Recorded data:

────────────────────

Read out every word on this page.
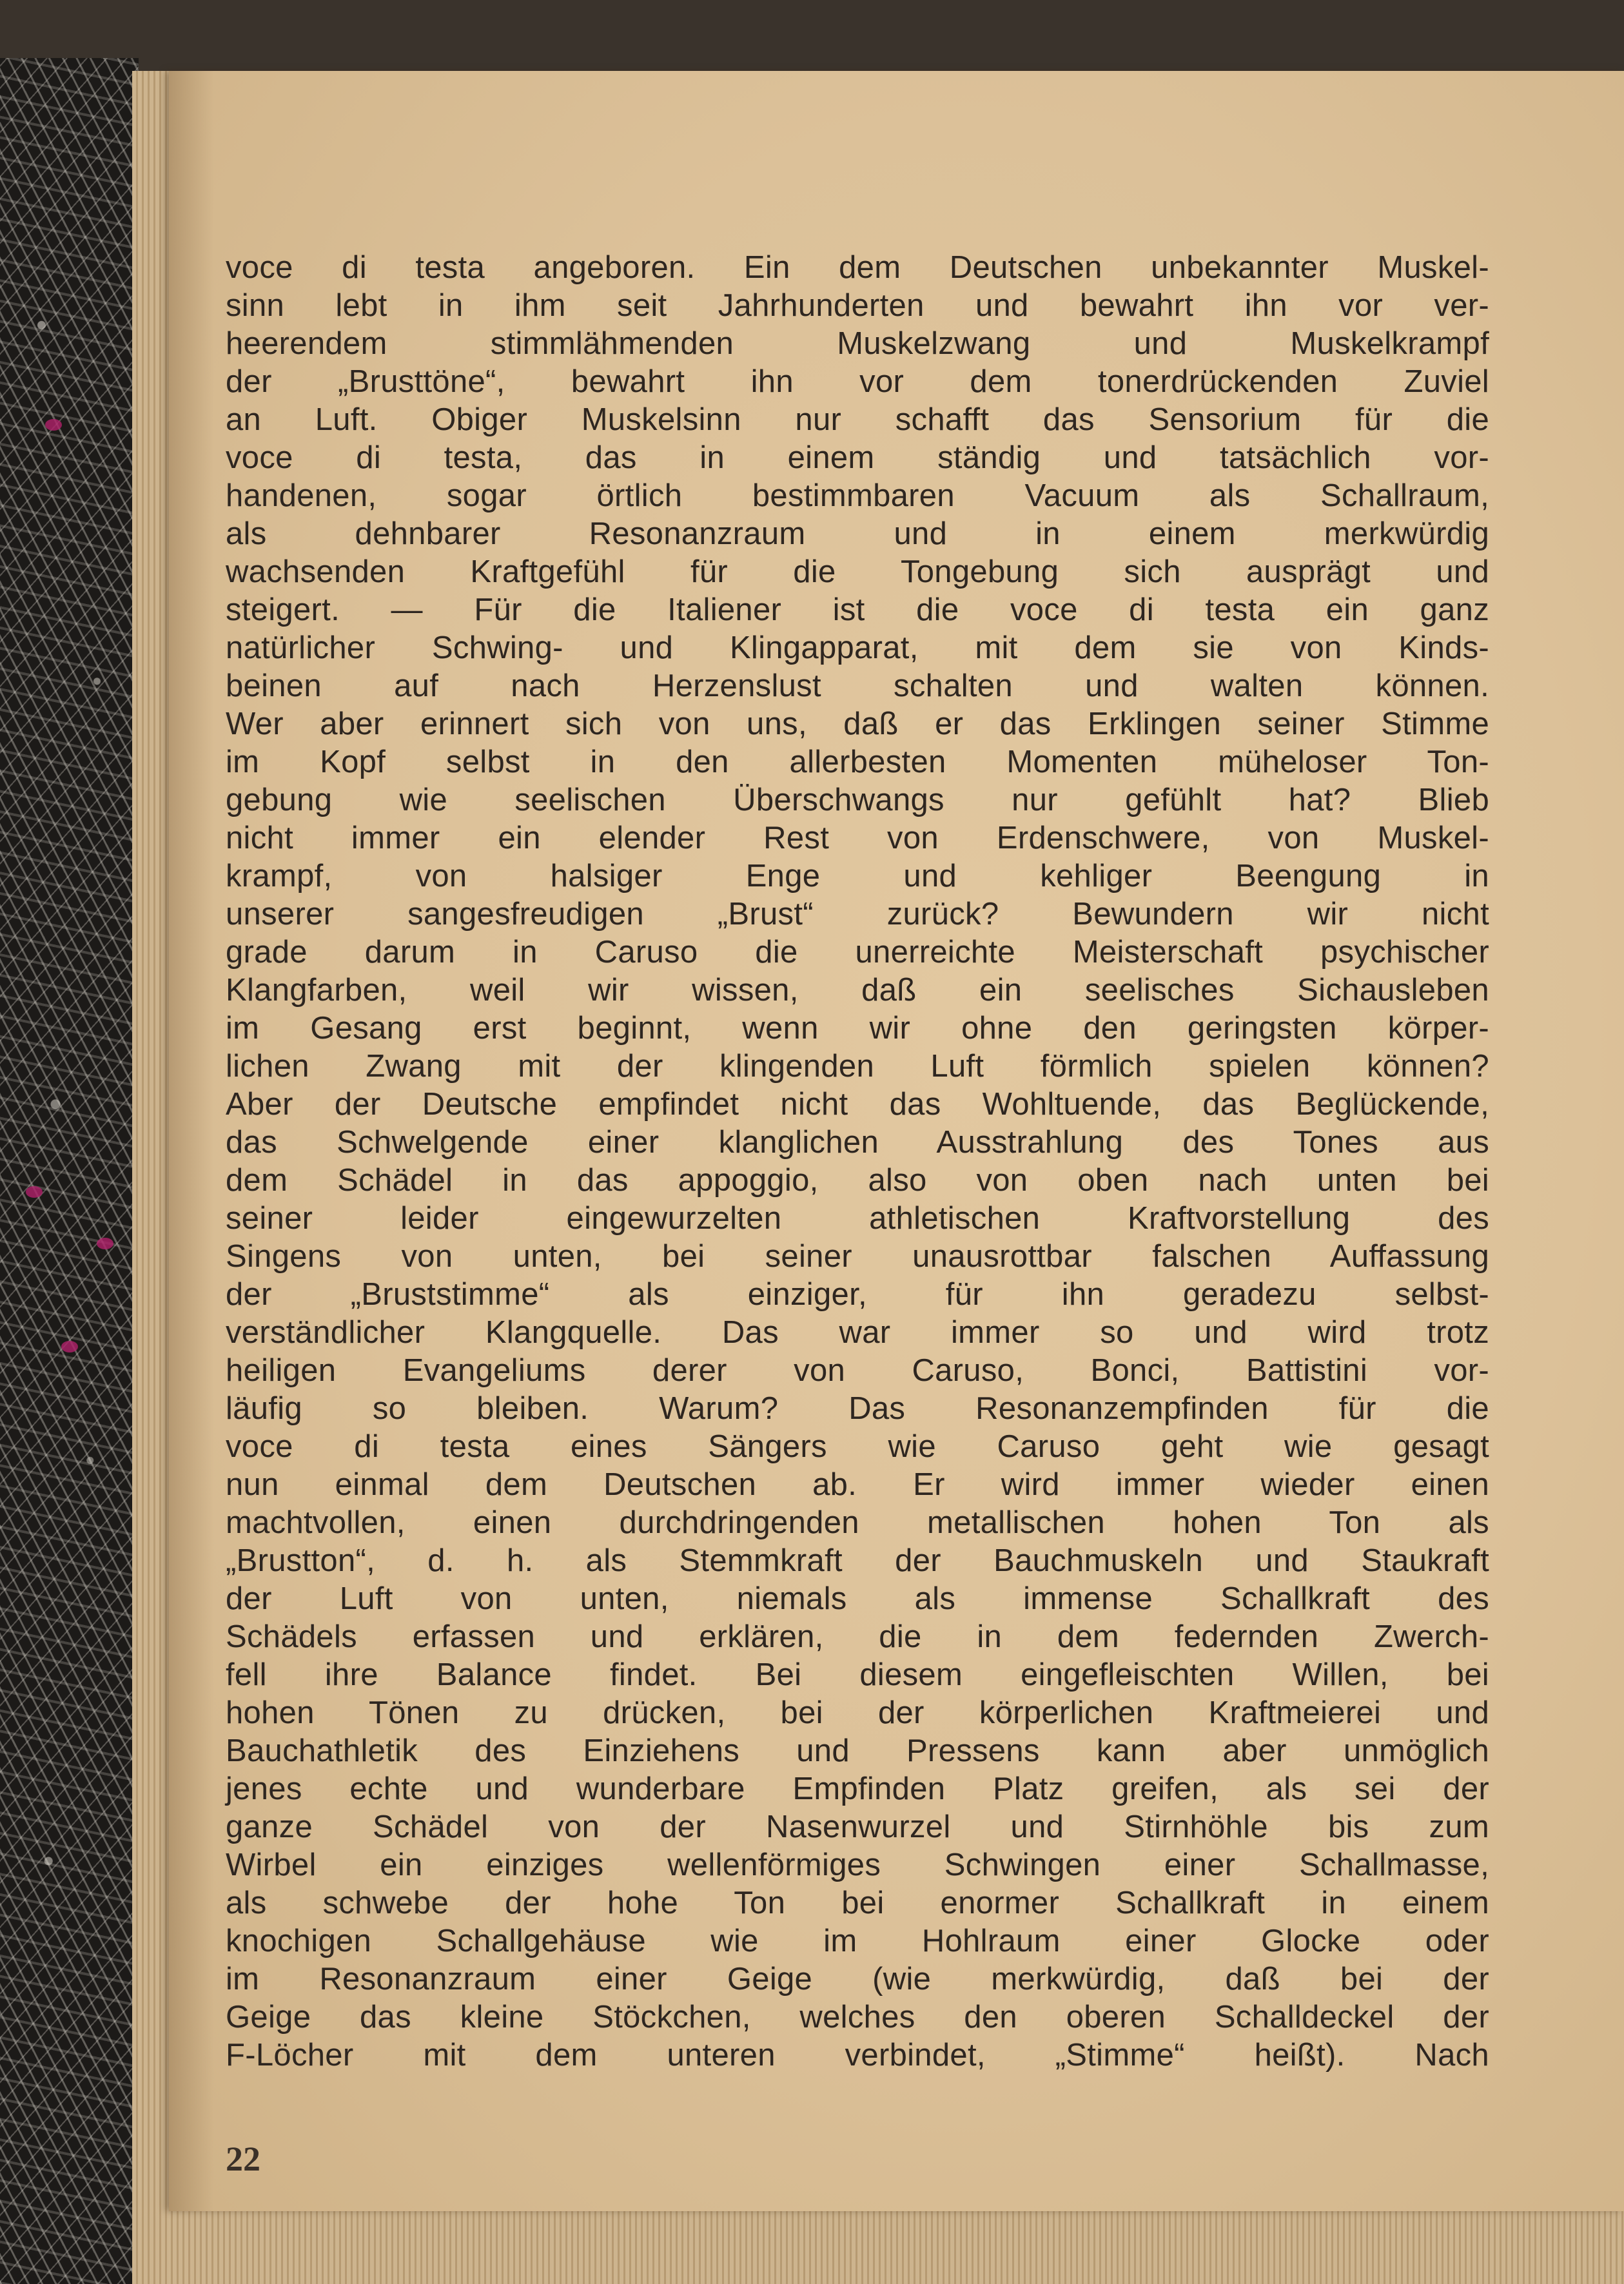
voce di testa angeboren. Ein dem Deutschen unbekannter Muskel-
sinn lebt in ihm seit Jahrhunderten und bewahrt ihn vor ver-
heerendem stimmlähmenden Muskelzwang und Muskelkrampf
der „Brusttöne“, bewahrt ihn vor dem tonerdrückenden Zuviel
an Luft. Obiger Muskelsinn nur schafft das Sensorium für die
voce di testa, das in einem ständig und tatsächlich vor-
handenen, sogar örtlich bestimmbaren Vacuum als Schallraum,
als dehnbarer Resonanzraum und in einem merkwürdig
wachsenden Kraftgefühl für die Tongebung sich ausprägt und
steigert. — Für die Italiener ist die voce di testa ein ganz
natürlicher Schwing- und Klingapparat, mit dem sie von Kinds-
beinen auf nach Herzenslust schalten und walten können.
Wer aber erinnert sich von uns, daß er das Erklingen seiner Stimme
im Kopf selbst in den allerbesten Momenten müheloser Ton-
gebung wie seelischen Überschwangs nur gefühlt hat? Blieb
nicht immer ein elender Rest von Erdenschwere, von Muskel-
krampf, von halsiger Enge und kehliger Beengung in
unserer sangesfreudigen „Brust“ zurück? Bewundern wir nicht
grade darum in Caruso die unerreichte Meisterschaft psychischer
Klangfarben, weil wir wissen, daß ein seelisches Sichausleben
im Gesang erst beginnt, wenn wir ohne den geringsten körper-
lichen Zwang mit der klingenden Luft förmlich spielen können?
Aber der Deutsche empfindet nicht das Wohltuende, das Beglückende,
das Schwelgende einer klanglichen Ausstrahlung des Tones aus
dem Schädel in das appoggio, also von oben nach unten bei
seiner leider eingewurzelten athletischen Kraftvorstellung des
Singens von unten, bei seiner unausrottbar falschen Auffassung
der „Bruststimme“ als einziger, für ihn geradezu selbst-
verständlicher Klangquelle. Das war immer so und wird trotz
heiligen Evangeliums derer von Caruso, Bonci, Battistini vor-
läufig so bleiben. Warum? Das Resonanzempfinden für die
voce di testa eines Sängers wie Caruso geht wie gesagt
nun einmal dem Deutschen ab. Er wird immer wieder einen
machtvollen, einen durchdringenden metallischen hohen Ton als
„Brustton“, d. h. als Stemmkraft der Bauchmuskeln und Staukraft
der Luft von unten, niemals als immense Schallkraft des
Schädels erfassen und erklären, die in dem federnden Zwerch-
fell ihre Balance findet. Bei diesem eingefleischten Willen, bei
hohen Tönen zu drücken, bei der körperlichen Kraftmeierei und
Bauchathletik des Einziehens und Pressens kann aber unmöglich
jenes echte und wunderbare Empfinden Platz greifen, als sei der
ganze Schädel von der Nasenwurzel und Stirnhöhle bis zum
Wirbel ein einziges wellenförmiges Schwingen einer Schallmasse,
als schwebe der hohe Ton bei enormer Schallkraft in einem
knochigen Schallgehäuse wie im Hohlraum einer Glocke oder
im Resonanzraum einer Geige (wie merkwürdig, daß bei der
Geige das kleine Stöckchen, welches den oberen Schalldeckel der
F-Löcher mit dem unteren verbindet, „Stimme“ heißt). Nach
22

────────────────────

Written task:
Set down the material above as is, without any pictures.

Output below:
Read out every word on this page.
voce di testa angeboren. Ein dem Deutschen unbekannter Muskel-
sinn lebt in ihm seit Jahrhunderten und bewahrt ihn vor ver-
heerendem stimmlähmenden Muskelzwang und Muskelkrampf
der „Brusttöne“, bewahrt ihn vor dem tonerdrückenden Zuviel
an Luft. Obiger Muskelsinn nur schafft das Sensorium für die
voce di testa, das in einem ständig und tatsächlich vor-
handenen, sogar örtlich bestimmbaren Vacuum als Schallraum,
als dehnbarer Resonanzraum und in einem merkwürdig
wachsenden Kraftgefühl für die Tongebung sich ausprägt und
steigert. — Für die Italiener ist die voce di testa ein ganz
natürlicher Schwing- und Klingapparat, mit dem sie von Kinds-
beinen auf nach Herzenslust schalten und walten können.
Wer aber erinnert sich von uns, daß er das Erklingen seiner Stimme
im Kopf selbst in den allerbesten Momenten müheloser Ton-
gebung wie seelischen Überschwangs nur gefühlt hat? Blieb
nicht immer ein elender Rest von Erdenschwere, von Muskel-
krampf, von halsiger Enge und kehliger Beengung in
unserer sangesfreudigen „Brust“ zurück? Bewundern wir nicht
grade darum in Caruso die unerreichte Meisterschaft psychischer
Klangfarben, weil wir wissen, daß ein seelisches Sichausleben
im Gesang erst beginnt, wenn wir ohne den geringsten körper-
lichen Zwang mit der klingenden Luft förmlich spielen können?
Aber der Deutsche empfindet nicht das Wohltuende, das Beglückende,
das Schwelgende einer klanglichen Ausstrahlung des Tones aus
dem Schädel in das appoggio, also von oben nach unten bei
seiner leider eingewurzelten athletischen Kraftvorstellung des
Singens von unten, bei seiner unausrottbar falschen Auffassung
der „Bruststimme“ als einziger, für ihn geradezu selbst-
verständlicher Klangquelle. Das war immer so und wird trotz
heiligen Evangeliums derer von Caruso, Bonci, Battistini vor-
läufig so bleiben. Warum? Das Resonanzempfinden für die
voce di testa eines Sängers wie Caruso geht wie gesagt
nun einmal dem Deutschen ab. Er wird immer wieder einen
machtvollen, einen durchdringenden metallischen hohen Ton als
„Brustton“, d. h. als Stemmkraft der Bauchmuskeln und Staukraft
der Luft von unten, niemals als immense Schallkraft des
Schädels erfassen und erklären, die in dem federnden Zwerch-
fell ihre Balance findet. Bei diesem eingefleischten Willen, bei
hohen Tönen zu drücken, bei der körperlichen Kraftmeierei und
Bauchathletik des Einziehens und Pressens kann aber unmöglich
jenes echte und wunderbare Empfinden Platz greifen, als sei der
ganze Schädel von der Nasenwurzel und Stirnhöhle bis zum
Wirbel ein einziges wellenförmiges Schwingen einer Schallmasse,
als schwebe der hohe Ton bei enormer Schallkraft in einem
knochigen Schallgehäuse wie im Hohlraum einer Glocke oder
im Resonanzraum einer Geige (wie merkwürdig, daß bei der
Geige das kleine Stöckchen, welches den oberen Schalldeckel der
F-Löcher mit dem unteren verbindet, „Stimme“ heißt). Nach
22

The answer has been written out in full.